- **Exercise objective**
Assemble all lines in which the string "below" appears.

↓

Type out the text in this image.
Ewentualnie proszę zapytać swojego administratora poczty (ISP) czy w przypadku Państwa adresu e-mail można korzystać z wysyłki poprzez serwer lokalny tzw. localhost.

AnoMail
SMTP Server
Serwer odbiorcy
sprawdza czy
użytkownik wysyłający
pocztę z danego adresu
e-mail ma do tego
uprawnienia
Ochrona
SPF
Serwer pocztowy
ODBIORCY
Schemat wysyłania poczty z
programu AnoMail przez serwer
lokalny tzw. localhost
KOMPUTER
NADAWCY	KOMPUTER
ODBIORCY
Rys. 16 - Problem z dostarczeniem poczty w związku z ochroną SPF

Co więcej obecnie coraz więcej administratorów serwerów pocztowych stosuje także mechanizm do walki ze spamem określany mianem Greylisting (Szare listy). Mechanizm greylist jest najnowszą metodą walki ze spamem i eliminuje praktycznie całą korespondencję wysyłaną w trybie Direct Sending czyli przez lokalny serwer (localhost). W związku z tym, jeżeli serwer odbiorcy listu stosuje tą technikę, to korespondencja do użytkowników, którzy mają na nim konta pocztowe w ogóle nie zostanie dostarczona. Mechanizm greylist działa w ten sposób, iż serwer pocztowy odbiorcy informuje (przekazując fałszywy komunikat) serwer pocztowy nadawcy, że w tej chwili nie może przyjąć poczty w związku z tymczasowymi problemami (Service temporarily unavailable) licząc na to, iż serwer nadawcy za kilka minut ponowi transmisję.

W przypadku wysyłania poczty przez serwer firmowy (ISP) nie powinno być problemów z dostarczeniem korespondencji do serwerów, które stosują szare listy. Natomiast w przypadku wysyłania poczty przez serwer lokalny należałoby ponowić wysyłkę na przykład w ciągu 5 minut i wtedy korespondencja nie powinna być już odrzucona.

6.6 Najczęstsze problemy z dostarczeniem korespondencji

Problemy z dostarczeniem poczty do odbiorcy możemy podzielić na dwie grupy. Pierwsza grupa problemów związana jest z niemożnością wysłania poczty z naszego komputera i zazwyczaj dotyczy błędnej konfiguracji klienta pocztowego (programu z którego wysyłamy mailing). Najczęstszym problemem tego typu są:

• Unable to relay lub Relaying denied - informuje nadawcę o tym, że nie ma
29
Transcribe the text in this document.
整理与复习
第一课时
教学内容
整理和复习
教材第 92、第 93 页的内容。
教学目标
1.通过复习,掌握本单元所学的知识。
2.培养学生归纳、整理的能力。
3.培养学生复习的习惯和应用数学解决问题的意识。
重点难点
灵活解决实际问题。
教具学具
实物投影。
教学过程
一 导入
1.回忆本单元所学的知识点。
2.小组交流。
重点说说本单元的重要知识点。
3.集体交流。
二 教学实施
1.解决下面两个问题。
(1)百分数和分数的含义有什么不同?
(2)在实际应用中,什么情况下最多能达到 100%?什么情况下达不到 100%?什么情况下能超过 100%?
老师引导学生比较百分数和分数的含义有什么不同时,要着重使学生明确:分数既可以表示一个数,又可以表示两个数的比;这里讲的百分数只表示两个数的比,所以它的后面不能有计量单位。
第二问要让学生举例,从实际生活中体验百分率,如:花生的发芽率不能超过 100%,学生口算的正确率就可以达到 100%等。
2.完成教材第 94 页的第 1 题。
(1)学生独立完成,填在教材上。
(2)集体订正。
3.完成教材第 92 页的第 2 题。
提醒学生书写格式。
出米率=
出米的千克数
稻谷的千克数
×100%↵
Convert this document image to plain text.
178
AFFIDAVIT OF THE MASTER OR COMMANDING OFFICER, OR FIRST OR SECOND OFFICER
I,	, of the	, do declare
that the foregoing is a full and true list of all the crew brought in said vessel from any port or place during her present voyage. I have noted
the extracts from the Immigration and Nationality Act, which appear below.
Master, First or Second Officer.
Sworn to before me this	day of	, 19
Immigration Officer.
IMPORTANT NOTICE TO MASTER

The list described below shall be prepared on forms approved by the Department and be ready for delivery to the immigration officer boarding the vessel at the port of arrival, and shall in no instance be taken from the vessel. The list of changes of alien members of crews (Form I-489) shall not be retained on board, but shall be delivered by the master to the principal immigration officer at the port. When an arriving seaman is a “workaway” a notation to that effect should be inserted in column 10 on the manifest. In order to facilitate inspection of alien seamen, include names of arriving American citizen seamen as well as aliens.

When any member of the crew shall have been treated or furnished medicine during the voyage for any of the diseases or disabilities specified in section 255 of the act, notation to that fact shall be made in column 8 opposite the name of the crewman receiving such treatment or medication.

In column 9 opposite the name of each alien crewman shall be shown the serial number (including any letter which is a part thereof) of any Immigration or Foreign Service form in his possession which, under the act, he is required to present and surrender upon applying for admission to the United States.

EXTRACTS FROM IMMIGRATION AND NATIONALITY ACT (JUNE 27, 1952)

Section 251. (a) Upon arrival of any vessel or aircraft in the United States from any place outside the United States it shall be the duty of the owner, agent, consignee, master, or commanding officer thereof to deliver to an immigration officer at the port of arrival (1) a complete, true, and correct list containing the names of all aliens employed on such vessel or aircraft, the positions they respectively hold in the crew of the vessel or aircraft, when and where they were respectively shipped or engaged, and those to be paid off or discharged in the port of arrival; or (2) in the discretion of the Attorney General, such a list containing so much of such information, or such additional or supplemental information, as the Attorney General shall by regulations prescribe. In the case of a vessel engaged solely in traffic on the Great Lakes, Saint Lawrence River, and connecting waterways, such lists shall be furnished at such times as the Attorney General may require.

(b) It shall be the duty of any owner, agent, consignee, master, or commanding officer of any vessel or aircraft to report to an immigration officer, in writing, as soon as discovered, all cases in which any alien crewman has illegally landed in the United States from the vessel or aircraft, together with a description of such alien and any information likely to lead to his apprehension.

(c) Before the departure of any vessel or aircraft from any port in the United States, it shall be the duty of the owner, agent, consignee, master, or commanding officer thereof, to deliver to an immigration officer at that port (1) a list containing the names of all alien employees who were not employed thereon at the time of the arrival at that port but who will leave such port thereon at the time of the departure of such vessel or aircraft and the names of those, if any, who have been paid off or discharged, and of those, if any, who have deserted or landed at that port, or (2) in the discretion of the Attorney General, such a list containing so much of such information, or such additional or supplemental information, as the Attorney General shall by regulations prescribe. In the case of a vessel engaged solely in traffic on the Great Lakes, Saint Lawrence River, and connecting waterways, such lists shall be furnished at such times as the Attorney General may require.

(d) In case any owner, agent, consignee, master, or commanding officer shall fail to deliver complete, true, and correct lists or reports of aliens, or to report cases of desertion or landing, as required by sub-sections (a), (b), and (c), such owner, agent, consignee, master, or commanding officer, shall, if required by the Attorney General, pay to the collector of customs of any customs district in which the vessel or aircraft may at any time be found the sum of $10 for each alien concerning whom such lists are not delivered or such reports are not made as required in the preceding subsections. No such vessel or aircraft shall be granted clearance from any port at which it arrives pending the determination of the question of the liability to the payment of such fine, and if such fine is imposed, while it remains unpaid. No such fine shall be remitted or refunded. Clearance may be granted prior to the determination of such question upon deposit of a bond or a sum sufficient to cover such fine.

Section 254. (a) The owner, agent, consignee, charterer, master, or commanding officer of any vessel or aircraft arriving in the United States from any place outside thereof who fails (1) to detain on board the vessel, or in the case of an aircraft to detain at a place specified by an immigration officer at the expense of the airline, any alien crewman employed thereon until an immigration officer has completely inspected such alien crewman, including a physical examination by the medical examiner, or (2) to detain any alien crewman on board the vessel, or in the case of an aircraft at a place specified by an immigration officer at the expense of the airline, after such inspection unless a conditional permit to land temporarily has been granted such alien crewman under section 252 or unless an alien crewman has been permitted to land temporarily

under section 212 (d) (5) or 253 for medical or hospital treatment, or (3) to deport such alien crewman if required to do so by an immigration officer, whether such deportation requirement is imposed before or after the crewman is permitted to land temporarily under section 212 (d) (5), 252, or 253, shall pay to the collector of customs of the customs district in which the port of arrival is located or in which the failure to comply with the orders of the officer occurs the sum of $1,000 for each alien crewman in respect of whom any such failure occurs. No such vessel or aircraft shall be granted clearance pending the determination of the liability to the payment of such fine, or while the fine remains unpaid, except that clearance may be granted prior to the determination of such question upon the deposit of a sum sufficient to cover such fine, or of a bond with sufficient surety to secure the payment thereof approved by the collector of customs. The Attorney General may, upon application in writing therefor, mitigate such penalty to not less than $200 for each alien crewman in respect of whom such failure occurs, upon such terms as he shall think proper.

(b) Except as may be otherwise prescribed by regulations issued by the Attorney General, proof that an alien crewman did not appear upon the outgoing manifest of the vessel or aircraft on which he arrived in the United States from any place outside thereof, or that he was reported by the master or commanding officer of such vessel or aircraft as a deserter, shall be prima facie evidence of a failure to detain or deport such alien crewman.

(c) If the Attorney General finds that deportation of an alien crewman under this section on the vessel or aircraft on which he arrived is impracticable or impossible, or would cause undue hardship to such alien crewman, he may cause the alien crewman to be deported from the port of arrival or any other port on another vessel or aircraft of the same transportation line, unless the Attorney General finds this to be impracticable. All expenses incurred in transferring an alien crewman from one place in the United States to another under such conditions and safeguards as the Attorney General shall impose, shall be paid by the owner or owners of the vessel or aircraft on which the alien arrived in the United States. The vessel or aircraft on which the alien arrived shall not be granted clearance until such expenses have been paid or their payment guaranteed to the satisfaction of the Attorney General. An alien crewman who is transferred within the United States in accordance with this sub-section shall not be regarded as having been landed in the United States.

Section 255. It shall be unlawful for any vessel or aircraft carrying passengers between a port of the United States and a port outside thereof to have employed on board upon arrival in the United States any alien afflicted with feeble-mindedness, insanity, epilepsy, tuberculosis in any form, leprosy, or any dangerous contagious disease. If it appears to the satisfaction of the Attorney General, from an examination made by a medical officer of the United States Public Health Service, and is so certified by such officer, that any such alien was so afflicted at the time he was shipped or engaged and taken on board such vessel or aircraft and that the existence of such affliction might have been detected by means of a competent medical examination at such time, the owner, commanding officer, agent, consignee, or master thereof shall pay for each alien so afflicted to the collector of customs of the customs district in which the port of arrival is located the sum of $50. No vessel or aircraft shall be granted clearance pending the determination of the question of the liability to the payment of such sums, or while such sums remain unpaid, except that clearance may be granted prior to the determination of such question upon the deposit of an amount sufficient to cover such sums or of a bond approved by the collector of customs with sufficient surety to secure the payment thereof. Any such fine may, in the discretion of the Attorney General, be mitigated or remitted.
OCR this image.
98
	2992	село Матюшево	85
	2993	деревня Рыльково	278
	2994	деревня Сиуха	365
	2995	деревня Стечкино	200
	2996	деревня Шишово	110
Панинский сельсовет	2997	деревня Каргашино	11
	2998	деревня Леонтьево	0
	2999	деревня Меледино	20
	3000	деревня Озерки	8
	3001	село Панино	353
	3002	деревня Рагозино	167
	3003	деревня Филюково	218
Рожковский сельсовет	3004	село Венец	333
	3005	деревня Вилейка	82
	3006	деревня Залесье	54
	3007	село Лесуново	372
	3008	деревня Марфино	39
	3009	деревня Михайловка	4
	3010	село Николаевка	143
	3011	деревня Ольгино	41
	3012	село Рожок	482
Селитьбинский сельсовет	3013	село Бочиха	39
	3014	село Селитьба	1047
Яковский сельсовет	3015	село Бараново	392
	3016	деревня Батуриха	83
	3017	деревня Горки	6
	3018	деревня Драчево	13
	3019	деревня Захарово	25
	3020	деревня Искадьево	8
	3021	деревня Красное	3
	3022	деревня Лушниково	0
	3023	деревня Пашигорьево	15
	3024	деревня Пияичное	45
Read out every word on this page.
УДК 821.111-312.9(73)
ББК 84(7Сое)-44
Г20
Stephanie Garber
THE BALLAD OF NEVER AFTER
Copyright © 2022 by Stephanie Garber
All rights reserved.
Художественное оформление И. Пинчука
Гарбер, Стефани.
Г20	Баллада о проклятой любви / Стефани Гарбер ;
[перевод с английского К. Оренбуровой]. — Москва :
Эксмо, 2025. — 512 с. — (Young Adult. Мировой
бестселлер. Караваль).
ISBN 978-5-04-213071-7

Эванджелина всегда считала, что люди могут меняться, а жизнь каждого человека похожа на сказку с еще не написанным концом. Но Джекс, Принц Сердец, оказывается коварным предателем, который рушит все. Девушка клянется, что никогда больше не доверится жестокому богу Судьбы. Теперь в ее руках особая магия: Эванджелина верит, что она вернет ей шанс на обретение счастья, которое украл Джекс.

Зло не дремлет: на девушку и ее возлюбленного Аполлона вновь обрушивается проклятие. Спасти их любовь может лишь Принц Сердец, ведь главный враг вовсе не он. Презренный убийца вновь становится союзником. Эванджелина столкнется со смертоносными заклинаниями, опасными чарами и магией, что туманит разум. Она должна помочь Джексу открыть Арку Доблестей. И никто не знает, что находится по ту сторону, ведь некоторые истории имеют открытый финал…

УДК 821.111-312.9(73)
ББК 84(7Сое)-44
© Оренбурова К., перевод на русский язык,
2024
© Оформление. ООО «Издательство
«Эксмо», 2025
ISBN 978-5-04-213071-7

↑

- **Final result**
the extracts from the Immigration and Nationality Act, which appear below.
The list described below shall be prepared on forms approved by the Department and be ready for delivery to the immigration officer boarding the vessel at the port of arrival, and shall in no instance be taken from the vessel. The list of changes of alien members of crews (Form I-489) shall not be retained on board, but shall be delivered by the master to the principal immigration officer at the port. When an arriving seaman is a “workaway” a notation to that effect should be inserted in column 10 on the manifest. In order to facilitate inspection of alien seamen, include names of arriving American citizen seamen as well as aliens.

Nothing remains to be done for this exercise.